▶ **Task description**
Reproduce the records below in full and without edits, omitting images.
[Start Dataset]
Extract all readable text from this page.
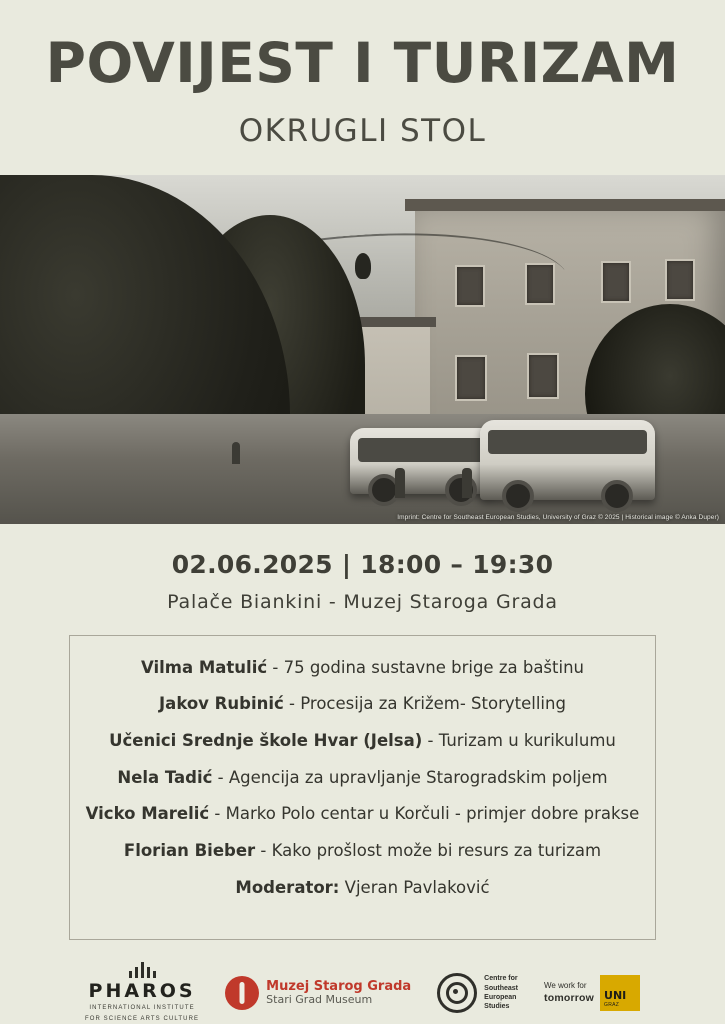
POVIJEST I TURIZAM
OKRUGLI STOL
Imprint: Centre for Southeast European Studies, University of Graz © 2025 | Historical image © Anka Duper)
02.06.2025 | 18:00 – 19:30
Palače Biankini - Muzej Staroga Grada

Vilma Matulić - 75 godina sustavne brige za baštinu

Jakov Rubinić - Procesija za Križem- Storytelling

Učenici Srednje škole Hvar (Jelsa) - Turizam u kurikulumu

Nela Tadić - Agencija za upravljanje Starogradskim poljem

Vicko Marelić - Marko Polo centar u Korčuli - primjer dobre prakse

Florian Bieber - Kako prošlost može bi resurs za turizam

Moderator: Vjeran Pavlaković

PHAROS
INTERNATIONAL INSTITUTE
FOR SCIENCE ARTS CULTURE
Muzej Starog Grada
Stari Grad Museum
Centre for
Southeast
European
Studies
We work for
tomorrow UNI
GRAZ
[End Dataset]
▶ **Exercise response**
Extract all readable text from this page.
POVIJEST I TURIZAM
OKRUGLI STOL
Imprint: Centre for Southeast European Studies, University of Graz © 2025 | Historical image © Anka Duper)
02.06.2025 | 18:00 – 19:30
Palače Biankini - Muzej Staroga Grada

Vilma Matulić - 75 godina sustavne brige za baštinu

Jakov Rubinić - Procesija za Križem- Storytelling

Učenici Srednje škole Hvar (Jelsa) - Turizam u kurikulumu

Nela Tadić - Agencija za upravljanje Starogradskim poljem

Vicko Marelić - Marko Polo centar u Korčuli - primjer dobre prakse

Florian Bieber - Kako prošlost može bi resurs za turizam

Moderator: Vjeran Pavlaković

PHAROS
INTERNATIONAL INSTITUTE
FOR SCIENCE ARTS CULTURE
Muzej Starog Grada
Stari Grad Museum
Centre for
Southeast
European
Studies
We work for
tomorrow UNI
GRAZ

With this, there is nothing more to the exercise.